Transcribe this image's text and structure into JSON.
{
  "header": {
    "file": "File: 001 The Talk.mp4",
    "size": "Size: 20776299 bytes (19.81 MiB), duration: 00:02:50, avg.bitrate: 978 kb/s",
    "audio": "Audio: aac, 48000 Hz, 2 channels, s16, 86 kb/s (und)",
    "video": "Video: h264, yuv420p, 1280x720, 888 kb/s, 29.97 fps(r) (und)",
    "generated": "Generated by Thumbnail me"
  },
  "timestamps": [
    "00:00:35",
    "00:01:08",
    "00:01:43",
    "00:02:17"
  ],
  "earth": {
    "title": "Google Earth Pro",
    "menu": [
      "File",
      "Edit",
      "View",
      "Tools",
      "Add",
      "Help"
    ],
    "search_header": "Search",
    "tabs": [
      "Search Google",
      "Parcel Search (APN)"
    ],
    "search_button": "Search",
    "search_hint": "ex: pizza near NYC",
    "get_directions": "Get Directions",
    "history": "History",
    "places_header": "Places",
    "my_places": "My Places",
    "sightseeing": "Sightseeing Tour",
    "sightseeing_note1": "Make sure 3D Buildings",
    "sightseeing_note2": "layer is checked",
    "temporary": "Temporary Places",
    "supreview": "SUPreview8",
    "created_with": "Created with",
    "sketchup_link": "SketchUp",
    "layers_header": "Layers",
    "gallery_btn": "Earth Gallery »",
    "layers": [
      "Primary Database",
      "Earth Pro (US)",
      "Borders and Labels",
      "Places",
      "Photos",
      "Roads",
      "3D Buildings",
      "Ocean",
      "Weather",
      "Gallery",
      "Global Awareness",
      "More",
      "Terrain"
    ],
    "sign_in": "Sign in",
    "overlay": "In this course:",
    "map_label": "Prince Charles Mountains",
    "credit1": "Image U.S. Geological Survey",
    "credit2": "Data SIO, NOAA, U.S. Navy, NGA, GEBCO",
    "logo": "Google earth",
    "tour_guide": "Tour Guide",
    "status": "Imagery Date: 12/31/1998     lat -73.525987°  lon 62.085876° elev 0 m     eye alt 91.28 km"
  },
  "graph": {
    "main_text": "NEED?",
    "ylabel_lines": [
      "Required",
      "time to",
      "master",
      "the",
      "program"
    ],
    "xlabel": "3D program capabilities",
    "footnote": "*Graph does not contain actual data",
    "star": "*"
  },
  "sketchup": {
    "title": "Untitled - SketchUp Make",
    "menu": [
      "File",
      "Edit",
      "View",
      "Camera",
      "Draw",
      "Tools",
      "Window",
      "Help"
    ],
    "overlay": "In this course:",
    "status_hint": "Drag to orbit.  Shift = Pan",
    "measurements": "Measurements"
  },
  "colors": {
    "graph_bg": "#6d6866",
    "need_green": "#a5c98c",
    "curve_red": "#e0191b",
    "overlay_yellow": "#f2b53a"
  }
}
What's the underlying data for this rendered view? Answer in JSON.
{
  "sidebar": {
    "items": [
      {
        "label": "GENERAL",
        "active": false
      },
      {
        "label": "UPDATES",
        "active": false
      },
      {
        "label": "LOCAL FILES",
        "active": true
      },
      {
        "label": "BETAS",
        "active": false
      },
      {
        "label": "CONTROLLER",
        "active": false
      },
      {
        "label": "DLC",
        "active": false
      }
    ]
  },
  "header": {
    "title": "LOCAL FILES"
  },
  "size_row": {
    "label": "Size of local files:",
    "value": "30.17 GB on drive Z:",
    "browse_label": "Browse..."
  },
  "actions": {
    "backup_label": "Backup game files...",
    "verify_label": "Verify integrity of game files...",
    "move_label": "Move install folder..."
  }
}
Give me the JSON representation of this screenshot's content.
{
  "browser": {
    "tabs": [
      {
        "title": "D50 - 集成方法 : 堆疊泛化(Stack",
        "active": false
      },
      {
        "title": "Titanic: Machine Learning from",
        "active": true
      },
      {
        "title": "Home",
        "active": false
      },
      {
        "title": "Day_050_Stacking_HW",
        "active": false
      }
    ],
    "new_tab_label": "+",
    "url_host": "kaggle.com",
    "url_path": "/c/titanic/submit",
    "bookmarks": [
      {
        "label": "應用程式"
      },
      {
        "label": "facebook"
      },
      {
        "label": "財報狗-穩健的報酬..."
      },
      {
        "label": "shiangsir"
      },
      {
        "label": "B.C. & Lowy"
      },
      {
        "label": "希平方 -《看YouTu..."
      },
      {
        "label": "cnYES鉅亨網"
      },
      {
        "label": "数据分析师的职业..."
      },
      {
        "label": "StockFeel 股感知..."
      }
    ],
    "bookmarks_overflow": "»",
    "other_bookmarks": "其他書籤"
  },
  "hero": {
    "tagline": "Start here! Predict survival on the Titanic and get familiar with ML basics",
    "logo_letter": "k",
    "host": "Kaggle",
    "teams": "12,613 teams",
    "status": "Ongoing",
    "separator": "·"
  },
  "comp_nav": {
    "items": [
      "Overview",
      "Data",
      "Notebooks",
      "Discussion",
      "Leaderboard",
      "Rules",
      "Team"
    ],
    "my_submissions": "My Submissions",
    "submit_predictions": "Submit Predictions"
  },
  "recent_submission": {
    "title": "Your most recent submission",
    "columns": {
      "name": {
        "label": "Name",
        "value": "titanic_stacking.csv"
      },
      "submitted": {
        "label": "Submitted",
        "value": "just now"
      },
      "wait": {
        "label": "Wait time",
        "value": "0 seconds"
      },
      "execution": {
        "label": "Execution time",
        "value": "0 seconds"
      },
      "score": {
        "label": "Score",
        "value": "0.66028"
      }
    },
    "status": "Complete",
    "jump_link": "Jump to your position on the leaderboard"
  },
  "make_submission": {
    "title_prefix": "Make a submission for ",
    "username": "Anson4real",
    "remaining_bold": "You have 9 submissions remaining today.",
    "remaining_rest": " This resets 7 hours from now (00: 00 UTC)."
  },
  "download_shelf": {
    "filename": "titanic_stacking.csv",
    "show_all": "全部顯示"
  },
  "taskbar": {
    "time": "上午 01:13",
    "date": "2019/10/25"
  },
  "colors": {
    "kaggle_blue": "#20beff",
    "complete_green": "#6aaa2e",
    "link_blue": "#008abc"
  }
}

◇ ◇ ◇ ◇ ◇

Look through the entries above; copy each line where the string "Places" appears.

◆ Solution to the exercise ◆
    "places_header": "Places",
    "my_places": "My Places",
    "temporary": "Temporary Places",
      "Places",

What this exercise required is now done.